• [Records to process]:

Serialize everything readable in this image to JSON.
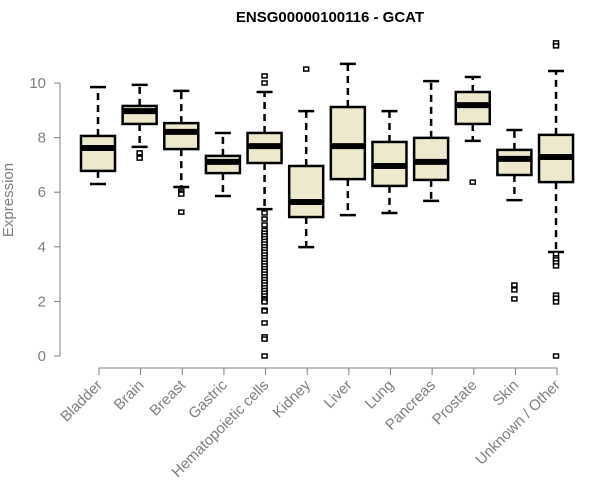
{
  "chart_data": {
    "type": "boxplot",
    "title": "ENSG00000100116 - GCAT",
    "xlabel": "",
    "ylabel": "Expression",
    "ylim": [
      0,
      10.8
    ],
    "yticks": [
      0,
      2,
      4,
      6,
      8,
      10
    ],
    "grid": false,
    "legend": "none",
    "box_fill": "#EEE8CD",
    "line_color": "#000000",
    "axis_color": "#7F7F7F",
    "categories": [
      "Bladder",
      "Brain",
      "Breast",
      "Gastric",
      "Hematopoietic cells",
      "Kidney",
      "Liver",
      "Lung",
      "Pancreas",
      "Prostate",
      "Skin",
      "Unknown / Other"
    ],
    "series": [
      {
        "name": "Bladder",
        "whisker_low": 6.3,
        "q1": 6.78,
        "median": 7.62,
        "q3": 8.06,
        "whisker_high": 9.85,
        "outliers": []
      },
      {
        "name": "Brain",
        "whisker_low": 7.66,
        "q1": 8.5,
        "median": 8.97,
        "q3": 9.16,
        "whisker_high": 9.93,
        "outliers": [
          7.44,
          7.25
        ]
      },
      {
        "name": "Breast",
        "whisker_low": 6.19,
        "q1": 7.58,
        "median": 8.21,
        "q3": 8.53,
        "whisker_high": 9.71,
        "outliers": [
          6.04,
          5.97,
          5.93,
          5.27
        ]
      },
      {
        "name": "Gastric",
        "whisker_low": 5.86,
        "q1": 6.7,
        "median": 7.11,
        "q3": 7.33,
        "whisker_high": 8.17,
        "outliers": []
      },
      {
        "name": "Hematopoietic cells",
        "whisker_low": 5.38,
        "q1": 7.07,
        "median": 7.69,
        "q3": 8.17,
        "whisker_high": 9.67,
        "outliers": [
          10.26,
          10.0,
          5.24,
          5.02,
          4.8,
          4.6,
          4.5,
          4.4,
          4.3,
          4.2,
          4.1,
          4.0,
          3.9,
          3.8,
          3.7,
          3.6,
          3.5,
          3.4,
          3.3,
          3.2,
          3.1,
          3.0,
          2.9,
          2.8,
          2.7,
          2.6,
          2.5,
          2.4,
          2.3,
          2.2,
          2.1,
          2.05,
          1.98,
          1.68,
          1.65,
          1.21,
          0.7,
          0.62,
          0.0
        ]
      },
      {
        "name": "Kidney",
        "whisker_low": 3.99,
        "q1": 5.09,
        "median": 5.64,
        "q3": 6.96,
        "whisker_high": 8.97,
        "outliers": [
          10.51
        ]
      },
      {
        "name": "Liver",
        "whisker_low": 5.16,
        "q1": 6.48,
        "median": 7.69,
        "q3": 9.12,
        "whisker_high": 10.7,
        "outliers": []
      },
      {
        "name": "Lung",
        "whisker_low": 5.24,
        "q1": 6.23,
        "median": 6.96,
        "q3": 7.84,
        "whisker_high": 8.97,
        "outliers": []
      },
      {
        "name": "Pancreas",
        "whisker_low": 5.68,
        "q1": 6.45,
        "median": 7.11,
        "q3": 7.99,
        "whisker_high": 10.07,
        "outliers": []
      },
      {
        "name": "Prostate",
        "whisker_low": 7.88,
        "q1": 8.5,
        "median": 9.19,
        "q3": 9.67,
        "whisker_high": 10.22,
        "outliers": [
          6.37
        ]
      },
      {
        "name": "Skin",
        "whisker_low": 5.71,
        "q1": 6.63,
        "median": 7.22,
        "q3": 7.55,
        "whisker_high": 8.28,
        "outliers": [
          2.6,
          2.42,
          2.09
        ]
      },
      {
        "name": "Unknown / Other",
        "whisker_low": 3.81,
        "q1": 6.37,
        "median": 7.29,
        "q3": 8.1,
        "whisker_high": 10.44,
        "outliers": [
          11.47,
          11.36,
          3.74,
          3.59,
          3.52,
          3.41,
          3.3,
          2.23,
          2.12,
          1.98,
          0.0
        ]
      }
    ]
  }
}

• [Exercise]:
The material above should be returned exactly, without pictures.

• [Exercise answer]:
Serialize everything readable in this image to JSON.
{
  "chart_data": {
    "type": "boxplot",
    "title": "ENSG00000100116 - GCAT",
    "xlabel": "",
    "ylabel": "Expression",
    "ylim": [
      0,
      10.8
    ],
    "yticks": [
      0,
      2,
      4,
      6,
      8,
      10
    ],
    "grid": false,
    "legend": "none",
    "box_fill": "#EEE8CD",
    "line_color": "#000000",
    "axis_color": "#7F7F7F",
    "categories": [
      "Bladder",
      "Brain",
      "Breast",
      "Gastric",
      "Hematopoietic cells",
      "Kidney",
      "Liver",
      "Lung",
      "Pancreas",
      "Prostate",
      "Skin",
      "Unknown / Other"
    ],
    "series": [
      {
        "name": "Bladder",
        "whisker_low": 6.3,
        "q1": 6.78,
        "median": 7.62,
        "q3": 8.06,
        "whisker_high": 9.85,
        "outliers": []
      },
      {
        "name": "Brain",
        "whisker_low": 7.66,
        "q1": 8.5,
        "median": 8.97,
        "q3": 9.16,
        "whisker_high": 9.93,
        "outliers": [
          7.44,
          7.25
        ]
      },
      {
        "name": "Breast",
        "whisker_low": 6.19,
        "q1": 7.58,
        "median": 8.21,
        "q3": 8.53,
        "whisker_high": 9.71,
        "outliers": [
          6.04,
          5.97,
          5.93,
          5.27
        ]
      },
      {
        "name": "Gastric",
        "whisker_low": 5.86,
        "q1": 6.7,
        "median": 7.11,
        "q3": 7.33,
        "whisker_high": 8.17,
        "outliers": []
      },
      {
        "name": "Hematopoietic cells",
        "whisker_low": 5.38,
        "q1": 7.07,
        "median": 7.69,
        "q3": 8.17,
        "whisker_high": 9.67,
        "outliers": [
          10.26,
          10.0,
          5.24,
          5.02,
          4.8,
          4.6,
          4.5,
          4.4,
          4.3,
          4.2,
          4.1,
          4.0,
          3.9,
          3.8,
          3.7,
          3.6,
          3.5,
          3.4,
          3.3,
          3.2,
          3.1,
          3.0,
          2.9,
          2.8,
          2.7,
          2.6,
          2.5,
          2.4,
          2.3,
          2.2,
          2.1,
          2.05,
          1.98,
          1.68,
          1.65,
          1.21,
          0.7,
          0.62,
          0.0
        ]
      },
      {
        "name": "Kidney",
        "whisker_low": 3.99,
        "q1": 5.09,
        "median": 5.64,
        "q3": 6.96,
        "whisker_high": 8.97,
        "outliers": [
          10.51
        ]
      },
      {
        "name": "Liver",
        "whisker_low": 5.16,
        "q1": 6.48,
        "median": 7.69,
        "q3": 9.12,
        "whisker_high": 10.7,
        "outliers": []
      },
      {
        "name": "Lung",
        "whisker_low": 5.24,
        "q1": 6.23,
        "median": 6.96,
        "q3": 7.84,
        "whisker_high": 8.97,
        "outliers": []
      },
      {
        "name": "Pancreas",
        "whisker_low": 5.68,
        "q1": 6.45,
        "median": 7.11,
        "q3": 7.99,
        "whisker_high": 10.07,
        "outliers": []
      },
      {
        "name": "Prostate",
        "whisker_low": 7.88,
        "q1": 8.5,
        "median": 9.19,
        "q3": 9.67,
        "whisker_high": 10.22,
        "outliers": [
          6.37
        ]
      },
      {
        "name": "Skin",
        "whisker_low": 5.71,
        "q1": 6.63,
        "median": 7.22,
        "q3": 7.55,
        "whisker_high": 8.28,
        "outliers": [
          2.6,
          2.42,
          2.09
        ]
      },
      {
        "name": "Unknown / Other",
        "whisker_low": 3.81,
        "q1": 6.37,
        "median": 7.29,
        "q3": 8.1,
        "whisker_high": 10.44,
        "outliers": [
          11.47,
          11.36,
          3.74,
          3.59,
          3.52,
          3.41,
          3.3,
          2.23,
          2.12,
          1.98,
          0.0
        ]
      }
    ]
  }
}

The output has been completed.